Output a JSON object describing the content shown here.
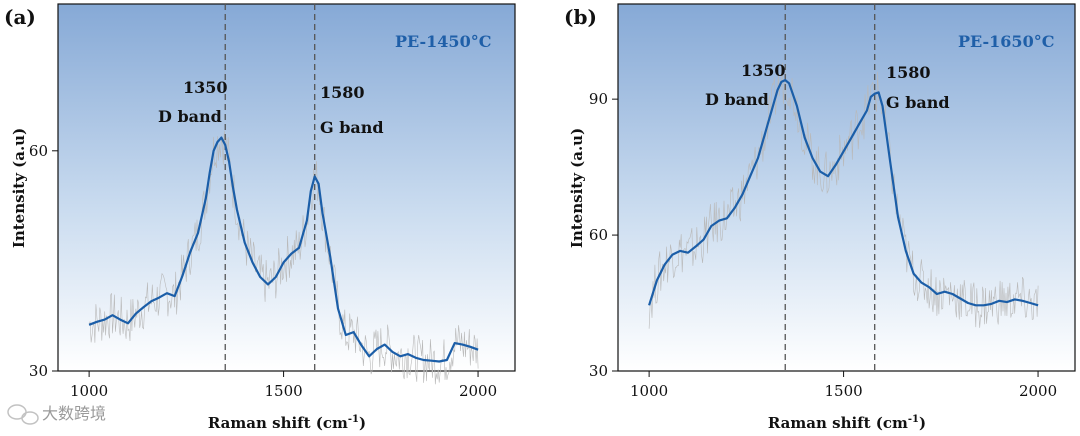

****

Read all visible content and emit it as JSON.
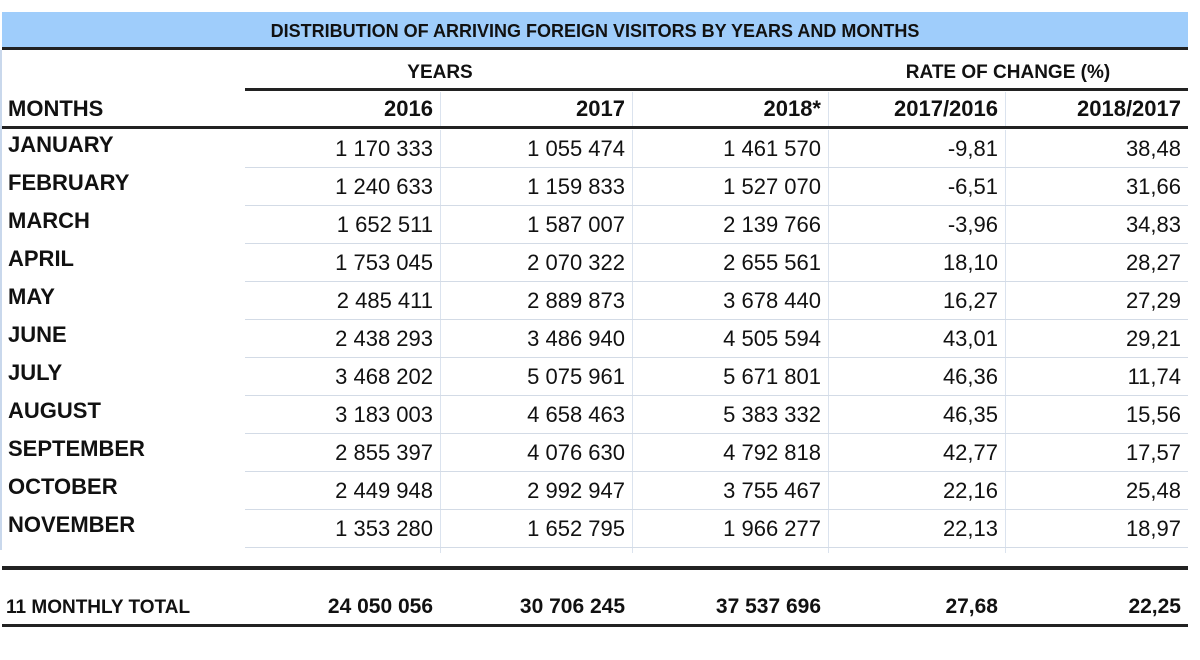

****

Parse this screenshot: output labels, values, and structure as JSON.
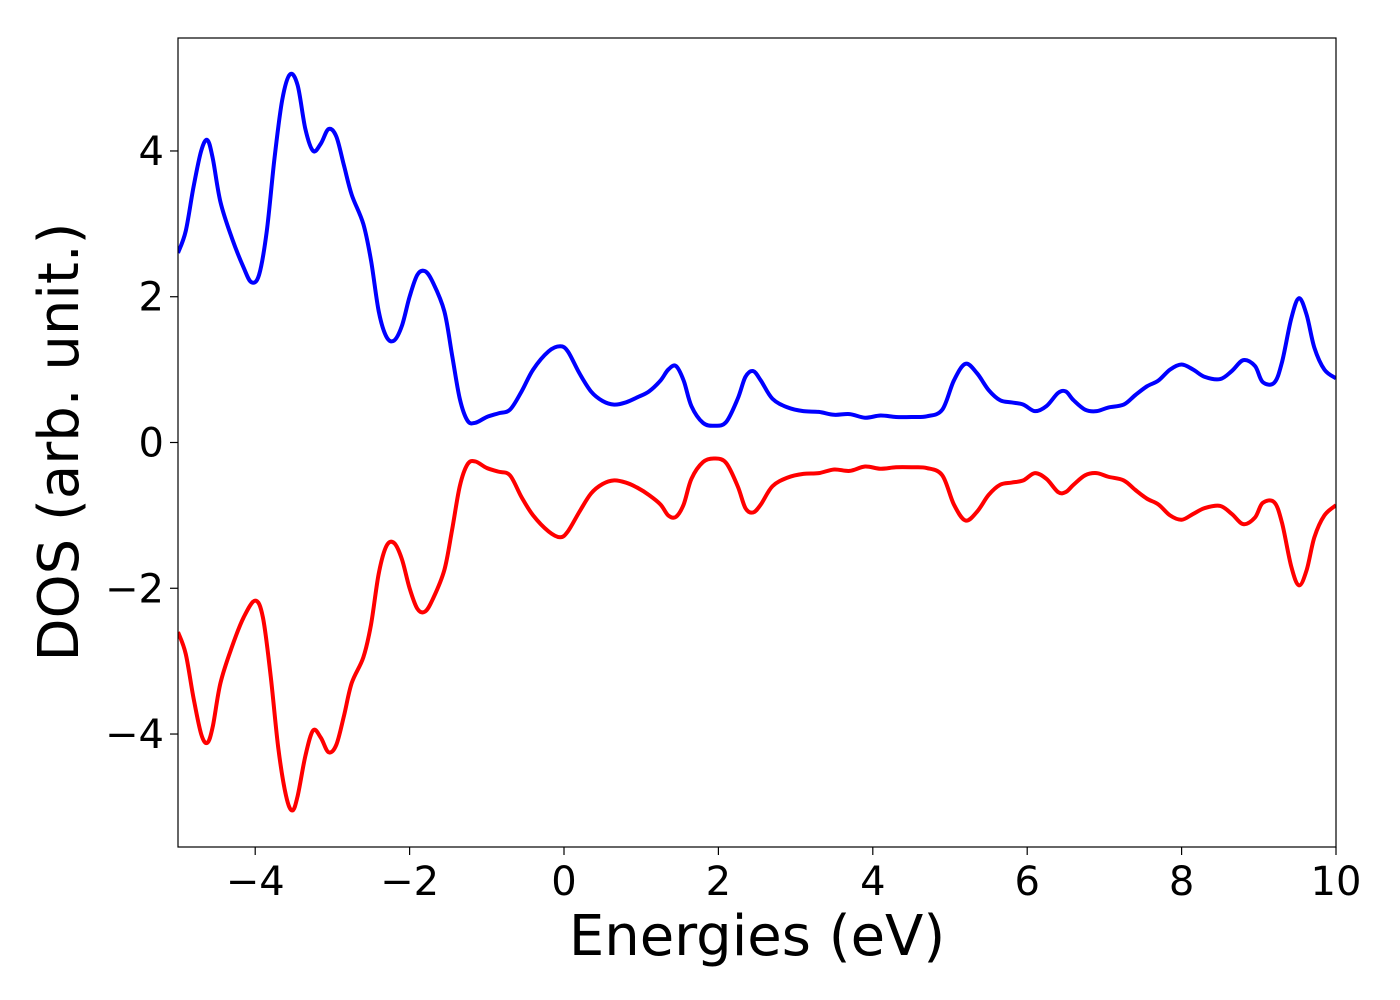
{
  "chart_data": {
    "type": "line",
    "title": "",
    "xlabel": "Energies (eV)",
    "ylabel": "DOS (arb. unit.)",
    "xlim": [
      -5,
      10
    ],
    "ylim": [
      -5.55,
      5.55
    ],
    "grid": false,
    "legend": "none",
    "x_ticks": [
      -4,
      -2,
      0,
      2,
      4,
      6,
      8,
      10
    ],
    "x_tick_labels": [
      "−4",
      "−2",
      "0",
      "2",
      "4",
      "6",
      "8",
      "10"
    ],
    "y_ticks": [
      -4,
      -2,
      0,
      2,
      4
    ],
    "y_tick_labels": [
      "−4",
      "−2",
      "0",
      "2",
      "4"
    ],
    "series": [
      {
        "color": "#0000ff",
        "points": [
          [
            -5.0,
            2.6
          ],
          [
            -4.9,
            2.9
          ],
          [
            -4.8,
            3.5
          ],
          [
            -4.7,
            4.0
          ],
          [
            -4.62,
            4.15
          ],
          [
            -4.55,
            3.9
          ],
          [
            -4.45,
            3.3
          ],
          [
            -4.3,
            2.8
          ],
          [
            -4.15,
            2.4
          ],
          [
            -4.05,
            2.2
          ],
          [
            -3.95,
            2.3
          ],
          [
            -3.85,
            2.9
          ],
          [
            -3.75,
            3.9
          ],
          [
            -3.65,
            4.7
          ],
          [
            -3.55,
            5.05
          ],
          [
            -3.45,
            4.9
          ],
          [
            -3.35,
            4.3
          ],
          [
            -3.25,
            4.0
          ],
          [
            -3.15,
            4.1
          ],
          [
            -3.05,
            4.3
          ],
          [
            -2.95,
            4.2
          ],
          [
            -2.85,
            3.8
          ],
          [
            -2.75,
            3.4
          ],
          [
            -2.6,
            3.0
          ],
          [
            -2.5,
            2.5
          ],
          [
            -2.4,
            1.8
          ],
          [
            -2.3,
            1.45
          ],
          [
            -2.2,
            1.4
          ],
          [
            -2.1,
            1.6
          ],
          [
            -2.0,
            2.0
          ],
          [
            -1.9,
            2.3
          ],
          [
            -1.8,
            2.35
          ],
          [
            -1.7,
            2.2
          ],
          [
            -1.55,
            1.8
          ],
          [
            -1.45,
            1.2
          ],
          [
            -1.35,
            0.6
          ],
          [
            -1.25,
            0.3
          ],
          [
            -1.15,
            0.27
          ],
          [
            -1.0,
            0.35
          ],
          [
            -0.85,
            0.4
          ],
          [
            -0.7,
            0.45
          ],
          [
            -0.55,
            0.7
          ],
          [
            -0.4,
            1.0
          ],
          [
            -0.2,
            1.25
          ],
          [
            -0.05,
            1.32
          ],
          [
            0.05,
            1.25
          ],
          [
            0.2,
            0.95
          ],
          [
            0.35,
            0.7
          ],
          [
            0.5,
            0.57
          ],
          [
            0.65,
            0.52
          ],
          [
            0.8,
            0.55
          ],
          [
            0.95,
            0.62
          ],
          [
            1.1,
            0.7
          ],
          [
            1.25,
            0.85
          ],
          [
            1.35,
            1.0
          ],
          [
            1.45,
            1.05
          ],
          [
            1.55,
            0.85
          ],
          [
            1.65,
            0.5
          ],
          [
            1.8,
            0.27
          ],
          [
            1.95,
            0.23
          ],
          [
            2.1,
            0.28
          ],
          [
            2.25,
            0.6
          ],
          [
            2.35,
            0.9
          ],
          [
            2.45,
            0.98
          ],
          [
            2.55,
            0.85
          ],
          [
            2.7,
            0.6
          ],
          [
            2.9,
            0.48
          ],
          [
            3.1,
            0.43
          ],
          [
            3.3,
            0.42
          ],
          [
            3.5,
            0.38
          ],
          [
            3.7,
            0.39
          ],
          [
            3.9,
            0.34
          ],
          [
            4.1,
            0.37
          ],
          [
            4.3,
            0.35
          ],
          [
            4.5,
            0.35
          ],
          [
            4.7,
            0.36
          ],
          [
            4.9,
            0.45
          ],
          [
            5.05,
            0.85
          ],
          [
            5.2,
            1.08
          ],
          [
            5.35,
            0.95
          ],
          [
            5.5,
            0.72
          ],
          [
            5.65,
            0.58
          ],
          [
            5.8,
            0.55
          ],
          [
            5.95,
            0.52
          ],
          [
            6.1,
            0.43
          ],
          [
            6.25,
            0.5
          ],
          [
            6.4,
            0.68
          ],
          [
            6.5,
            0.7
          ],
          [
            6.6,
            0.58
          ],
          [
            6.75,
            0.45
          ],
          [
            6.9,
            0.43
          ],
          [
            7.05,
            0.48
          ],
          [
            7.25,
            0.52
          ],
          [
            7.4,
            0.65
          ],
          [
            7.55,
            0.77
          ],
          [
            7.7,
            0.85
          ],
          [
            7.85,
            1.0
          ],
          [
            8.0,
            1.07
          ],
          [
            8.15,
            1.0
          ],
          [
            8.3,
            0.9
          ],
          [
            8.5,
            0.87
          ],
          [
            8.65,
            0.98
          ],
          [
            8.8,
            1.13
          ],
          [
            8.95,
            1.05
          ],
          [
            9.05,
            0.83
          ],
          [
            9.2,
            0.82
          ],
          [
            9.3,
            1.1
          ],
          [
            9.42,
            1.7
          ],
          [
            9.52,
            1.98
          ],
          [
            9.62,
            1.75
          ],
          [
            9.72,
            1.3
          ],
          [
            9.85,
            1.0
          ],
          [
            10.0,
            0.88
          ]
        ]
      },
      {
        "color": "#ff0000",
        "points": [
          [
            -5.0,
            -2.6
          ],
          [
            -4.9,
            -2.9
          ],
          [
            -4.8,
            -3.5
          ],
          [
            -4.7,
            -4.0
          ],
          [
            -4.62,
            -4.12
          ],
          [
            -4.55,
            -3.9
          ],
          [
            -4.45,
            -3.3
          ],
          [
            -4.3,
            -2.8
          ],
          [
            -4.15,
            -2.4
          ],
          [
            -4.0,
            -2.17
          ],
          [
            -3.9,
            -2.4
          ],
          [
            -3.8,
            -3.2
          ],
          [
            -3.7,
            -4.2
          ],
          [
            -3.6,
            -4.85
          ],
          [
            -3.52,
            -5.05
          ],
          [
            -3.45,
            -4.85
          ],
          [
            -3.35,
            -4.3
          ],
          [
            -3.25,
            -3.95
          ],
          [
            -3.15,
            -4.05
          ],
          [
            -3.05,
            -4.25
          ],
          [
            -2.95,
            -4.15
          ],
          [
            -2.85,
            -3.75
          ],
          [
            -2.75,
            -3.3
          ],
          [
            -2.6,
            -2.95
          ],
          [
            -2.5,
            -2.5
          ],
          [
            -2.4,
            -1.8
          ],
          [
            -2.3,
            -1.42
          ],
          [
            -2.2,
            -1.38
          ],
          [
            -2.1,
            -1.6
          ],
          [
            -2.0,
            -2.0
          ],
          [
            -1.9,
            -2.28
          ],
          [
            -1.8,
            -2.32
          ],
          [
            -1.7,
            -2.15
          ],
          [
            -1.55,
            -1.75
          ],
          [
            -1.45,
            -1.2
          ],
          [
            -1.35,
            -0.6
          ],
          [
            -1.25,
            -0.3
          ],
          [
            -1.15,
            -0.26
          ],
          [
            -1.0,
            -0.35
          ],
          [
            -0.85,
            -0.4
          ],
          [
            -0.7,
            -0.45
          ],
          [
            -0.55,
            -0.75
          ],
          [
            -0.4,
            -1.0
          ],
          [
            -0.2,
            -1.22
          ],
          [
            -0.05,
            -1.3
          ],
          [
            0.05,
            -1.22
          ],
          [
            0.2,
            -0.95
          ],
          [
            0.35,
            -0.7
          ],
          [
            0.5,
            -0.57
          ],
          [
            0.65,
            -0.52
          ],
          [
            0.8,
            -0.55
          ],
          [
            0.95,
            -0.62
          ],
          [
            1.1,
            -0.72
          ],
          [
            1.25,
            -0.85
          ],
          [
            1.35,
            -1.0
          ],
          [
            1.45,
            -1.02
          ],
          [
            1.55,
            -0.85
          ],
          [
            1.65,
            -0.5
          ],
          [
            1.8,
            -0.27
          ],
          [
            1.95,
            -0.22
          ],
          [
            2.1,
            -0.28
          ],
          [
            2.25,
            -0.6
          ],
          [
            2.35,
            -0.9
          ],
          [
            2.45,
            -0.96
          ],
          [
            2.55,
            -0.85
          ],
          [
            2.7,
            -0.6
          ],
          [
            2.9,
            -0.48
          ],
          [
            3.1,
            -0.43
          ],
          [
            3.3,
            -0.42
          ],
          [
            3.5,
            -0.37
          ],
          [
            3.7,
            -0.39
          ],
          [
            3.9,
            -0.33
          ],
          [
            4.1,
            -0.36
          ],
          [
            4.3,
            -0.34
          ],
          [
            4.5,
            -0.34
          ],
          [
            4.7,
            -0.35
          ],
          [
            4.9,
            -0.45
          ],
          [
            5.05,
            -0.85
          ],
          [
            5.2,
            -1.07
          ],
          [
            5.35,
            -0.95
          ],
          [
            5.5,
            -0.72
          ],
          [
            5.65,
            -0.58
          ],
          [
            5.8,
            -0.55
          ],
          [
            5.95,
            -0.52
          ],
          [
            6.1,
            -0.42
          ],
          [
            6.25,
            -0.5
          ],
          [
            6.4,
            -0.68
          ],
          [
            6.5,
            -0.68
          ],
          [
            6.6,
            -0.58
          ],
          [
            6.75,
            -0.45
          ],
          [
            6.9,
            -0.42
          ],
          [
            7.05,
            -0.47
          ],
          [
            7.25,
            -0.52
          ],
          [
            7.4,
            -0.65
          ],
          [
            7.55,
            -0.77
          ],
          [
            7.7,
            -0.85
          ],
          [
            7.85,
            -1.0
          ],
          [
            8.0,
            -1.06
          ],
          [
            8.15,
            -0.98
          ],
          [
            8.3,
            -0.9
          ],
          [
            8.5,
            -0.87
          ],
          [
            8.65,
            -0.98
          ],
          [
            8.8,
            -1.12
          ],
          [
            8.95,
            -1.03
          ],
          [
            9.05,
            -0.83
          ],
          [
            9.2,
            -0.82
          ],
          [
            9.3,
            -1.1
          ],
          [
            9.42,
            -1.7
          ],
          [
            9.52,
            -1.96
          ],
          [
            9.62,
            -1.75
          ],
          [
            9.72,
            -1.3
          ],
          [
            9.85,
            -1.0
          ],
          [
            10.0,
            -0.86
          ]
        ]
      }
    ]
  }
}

****

Identify and list each line with the word "content".

Output a JSON object describing the content shown here.
Read all visible content and emit it as JSON.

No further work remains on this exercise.